Stored records
****************************************

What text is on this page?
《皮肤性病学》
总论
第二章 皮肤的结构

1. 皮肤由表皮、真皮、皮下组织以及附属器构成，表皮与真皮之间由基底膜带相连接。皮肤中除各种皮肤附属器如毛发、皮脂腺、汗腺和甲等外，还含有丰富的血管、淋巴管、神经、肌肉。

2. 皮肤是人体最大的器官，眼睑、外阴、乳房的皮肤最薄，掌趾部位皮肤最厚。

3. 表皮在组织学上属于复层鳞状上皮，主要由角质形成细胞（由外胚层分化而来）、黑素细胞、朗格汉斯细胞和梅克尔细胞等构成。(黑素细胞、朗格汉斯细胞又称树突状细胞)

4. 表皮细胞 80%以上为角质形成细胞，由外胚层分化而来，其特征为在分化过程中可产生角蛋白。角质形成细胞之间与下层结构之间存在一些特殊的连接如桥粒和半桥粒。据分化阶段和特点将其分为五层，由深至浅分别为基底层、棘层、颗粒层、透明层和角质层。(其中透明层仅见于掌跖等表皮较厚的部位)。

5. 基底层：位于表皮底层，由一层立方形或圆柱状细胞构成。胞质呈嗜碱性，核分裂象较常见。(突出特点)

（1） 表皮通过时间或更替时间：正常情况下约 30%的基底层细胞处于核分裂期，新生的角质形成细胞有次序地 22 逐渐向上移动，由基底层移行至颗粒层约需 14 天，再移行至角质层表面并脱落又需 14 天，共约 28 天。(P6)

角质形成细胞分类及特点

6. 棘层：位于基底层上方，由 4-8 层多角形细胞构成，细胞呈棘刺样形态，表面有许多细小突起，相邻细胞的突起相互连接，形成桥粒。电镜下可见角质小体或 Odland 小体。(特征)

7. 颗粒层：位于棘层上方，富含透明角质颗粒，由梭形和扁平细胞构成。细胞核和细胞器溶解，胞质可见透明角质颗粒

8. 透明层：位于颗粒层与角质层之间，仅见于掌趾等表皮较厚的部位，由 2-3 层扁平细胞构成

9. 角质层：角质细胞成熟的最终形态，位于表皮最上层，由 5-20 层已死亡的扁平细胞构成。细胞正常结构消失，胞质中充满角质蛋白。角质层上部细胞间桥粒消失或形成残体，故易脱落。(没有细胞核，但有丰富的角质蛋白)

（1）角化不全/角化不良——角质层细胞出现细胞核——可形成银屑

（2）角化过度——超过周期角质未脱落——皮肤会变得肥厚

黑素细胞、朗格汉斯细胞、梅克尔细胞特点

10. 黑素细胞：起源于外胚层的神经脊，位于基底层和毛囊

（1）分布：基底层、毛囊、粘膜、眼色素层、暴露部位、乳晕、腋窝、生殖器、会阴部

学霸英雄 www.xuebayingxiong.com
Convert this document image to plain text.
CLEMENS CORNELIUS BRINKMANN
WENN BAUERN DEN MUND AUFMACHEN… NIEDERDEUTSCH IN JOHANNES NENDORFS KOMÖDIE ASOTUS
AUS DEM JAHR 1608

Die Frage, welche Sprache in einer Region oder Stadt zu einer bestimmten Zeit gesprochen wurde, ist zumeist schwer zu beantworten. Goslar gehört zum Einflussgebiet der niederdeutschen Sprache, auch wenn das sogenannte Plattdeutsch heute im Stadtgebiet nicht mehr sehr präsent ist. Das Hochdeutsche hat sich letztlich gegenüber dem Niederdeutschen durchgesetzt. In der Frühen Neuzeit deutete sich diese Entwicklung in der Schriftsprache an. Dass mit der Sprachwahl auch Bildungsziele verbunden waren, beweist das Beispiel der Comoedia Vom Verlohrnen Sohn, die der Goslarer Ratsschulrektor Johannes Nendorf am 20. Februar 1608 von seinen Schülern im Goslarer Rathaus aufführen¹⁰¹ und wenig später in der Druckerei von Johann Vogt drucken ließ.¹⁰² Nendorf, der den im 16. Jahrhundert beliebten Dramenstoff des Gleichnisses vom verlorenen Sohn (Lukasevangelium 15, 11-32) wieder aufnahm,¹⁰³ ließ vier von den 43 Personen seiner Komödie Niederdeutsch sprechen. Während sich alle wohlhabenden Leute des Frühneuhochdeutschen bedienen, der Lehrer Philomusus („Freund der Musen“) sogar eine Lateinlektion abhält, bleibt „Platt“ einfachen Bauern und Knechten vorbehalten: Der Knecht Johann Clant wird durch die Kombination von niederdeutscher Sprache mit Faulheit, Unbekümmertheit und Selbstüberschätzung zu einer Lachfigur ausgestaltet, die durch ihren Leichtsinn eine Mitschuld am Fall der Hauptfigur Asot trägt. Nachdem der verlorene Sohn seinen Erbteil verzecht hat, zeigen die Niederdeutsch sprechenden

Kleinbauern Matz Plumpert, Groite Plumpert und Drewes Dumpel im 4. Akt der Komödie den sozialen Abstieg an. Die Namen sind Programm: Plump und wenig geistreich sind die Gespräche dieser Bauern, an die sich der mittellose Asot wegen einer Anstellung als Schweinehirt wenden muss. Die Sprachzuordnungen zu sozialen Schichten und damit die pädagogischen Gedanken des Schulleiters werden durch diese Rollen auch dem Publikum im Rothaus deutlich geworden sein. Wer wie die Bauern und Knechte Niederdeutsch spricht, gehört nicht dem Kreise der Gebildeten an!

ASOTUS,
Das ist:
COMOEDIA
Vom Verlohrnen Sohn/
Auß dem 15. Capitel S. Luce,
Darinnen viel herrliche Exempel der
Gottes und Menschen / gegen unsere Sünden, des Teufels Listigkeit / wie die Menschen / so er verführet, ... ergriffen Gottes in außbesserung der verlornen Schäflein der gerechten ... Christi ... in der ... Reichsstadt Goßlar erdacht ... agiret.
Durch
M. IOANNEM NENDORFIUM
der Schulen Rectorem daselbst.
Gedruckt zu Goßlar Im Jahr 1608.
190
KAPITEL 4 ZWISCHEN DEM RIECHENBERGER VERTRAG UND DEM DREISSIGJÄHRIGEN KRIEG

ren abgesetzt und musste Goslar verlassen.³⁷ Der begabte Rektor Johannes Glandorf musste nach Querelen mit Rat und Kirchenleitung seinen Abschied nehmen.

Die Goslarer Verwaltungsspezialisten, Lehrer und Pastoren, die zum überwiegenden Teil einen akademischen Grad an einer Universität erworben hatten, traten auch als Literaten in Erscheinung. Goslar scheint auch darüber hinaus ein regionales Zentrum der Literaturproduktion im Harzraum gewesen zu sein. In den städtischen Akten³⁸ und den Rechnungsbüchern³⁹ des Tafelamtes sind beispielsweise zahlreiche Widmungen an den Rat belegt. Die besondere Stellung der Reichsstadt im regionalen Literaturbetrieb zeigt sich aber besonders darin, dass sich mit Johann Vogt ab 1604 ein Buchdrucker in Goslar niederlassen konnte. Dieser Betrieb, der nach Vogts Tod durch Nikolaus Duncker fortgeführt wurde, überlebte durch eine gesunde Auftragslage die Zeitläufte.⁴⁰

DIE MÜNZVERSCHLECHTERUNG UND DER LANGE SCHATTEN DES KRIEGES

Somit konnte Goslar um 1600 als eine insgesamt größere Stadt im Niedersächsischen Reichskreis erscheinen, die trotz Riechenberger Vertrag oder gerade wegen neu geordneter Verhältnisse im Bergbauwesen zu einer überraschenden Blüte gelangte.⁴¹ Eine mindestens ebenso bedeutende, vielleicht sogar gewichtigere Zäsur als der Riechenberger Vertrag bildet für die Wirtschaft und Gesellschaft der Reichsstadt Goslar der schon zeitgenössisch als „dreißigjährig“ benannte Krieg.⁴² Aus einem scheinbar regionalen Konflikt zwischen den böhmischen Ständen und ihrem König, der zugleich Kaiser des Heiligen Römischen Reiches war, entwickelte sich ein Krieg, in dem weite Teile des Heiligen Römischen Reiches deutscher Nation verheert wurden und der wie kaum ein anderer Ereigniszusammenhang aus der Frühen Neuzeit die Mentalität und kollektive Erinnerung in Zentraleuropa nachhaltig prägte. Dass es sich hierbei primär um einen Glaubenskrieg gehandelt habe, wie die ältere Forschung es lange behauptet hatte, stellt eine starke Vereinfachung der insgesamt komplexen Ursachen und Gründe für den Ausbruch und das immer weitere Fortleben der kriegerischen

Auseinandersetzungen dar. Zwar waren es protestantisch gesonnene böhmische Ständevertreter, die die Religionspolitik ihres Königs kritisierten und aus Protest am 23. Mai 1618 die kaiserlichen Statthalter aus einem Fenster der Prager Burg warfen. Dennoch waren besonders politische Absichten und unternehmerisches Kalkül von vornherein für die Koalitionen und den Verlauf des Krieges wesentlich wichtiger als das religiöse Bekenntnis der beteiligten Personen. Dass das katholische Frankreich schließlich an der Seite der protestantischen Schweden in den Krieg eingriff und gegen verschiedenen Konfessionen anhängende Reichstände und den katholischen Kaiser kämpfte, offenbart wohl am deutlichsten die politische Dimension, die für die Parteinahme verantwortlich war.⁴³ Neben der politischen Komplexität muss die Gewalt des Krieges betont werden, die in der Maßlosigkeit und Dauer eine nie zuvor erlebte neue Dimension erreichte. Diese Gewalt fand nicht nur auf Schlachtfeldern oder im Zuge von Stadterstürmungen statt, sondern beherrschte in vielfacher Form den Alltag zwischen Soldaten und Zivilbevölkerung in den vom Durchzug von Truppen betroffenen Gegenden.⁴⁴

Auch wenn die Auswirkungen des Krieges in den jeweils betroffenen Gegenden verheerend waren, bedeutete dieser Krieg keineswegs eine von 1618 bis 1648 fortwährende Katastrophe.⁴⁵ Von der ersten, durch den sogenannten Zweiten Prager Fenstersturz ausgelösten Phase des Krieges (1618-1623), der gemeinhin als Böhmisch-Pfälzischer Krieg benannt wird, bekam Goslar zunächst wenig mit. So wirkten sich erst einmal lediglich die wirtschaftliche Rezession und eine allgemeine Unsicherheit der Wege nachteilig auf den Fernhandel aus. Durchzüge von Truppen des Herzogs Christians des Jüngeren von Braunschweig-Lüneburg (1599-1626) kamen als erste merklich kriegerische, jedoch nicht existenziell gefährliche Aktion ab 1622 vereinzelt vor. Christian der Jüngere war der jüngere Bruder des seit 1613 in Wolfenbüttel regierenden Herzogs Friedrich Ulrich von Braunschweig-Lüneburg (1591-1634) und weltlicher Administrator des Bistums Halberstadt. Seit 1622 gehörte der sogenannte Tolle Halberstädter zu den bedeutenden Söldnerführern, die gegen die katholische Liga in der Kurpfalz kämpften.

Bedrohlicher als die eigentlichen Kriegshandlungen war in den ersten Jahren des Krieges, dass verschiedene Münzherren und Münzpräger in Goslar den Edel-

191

****************************************

--- REQUIRED TASK ---
Which lines contain the word "Goßlar"? Copy each one.

--- FULL SOLUTION ---
Gottes und Menschen / gegen unsere Sünden, des Teufels Listigkeit / wie die Menschen / so er verführet, ... ergriffen Gottes in außbesserung der verlornen Schäflein der gerechten ... Christi ... in der ... Reichsstadt Goßlar erdacht ... agiret.
Gedruckt zu Goßlar Im Jahr 1608.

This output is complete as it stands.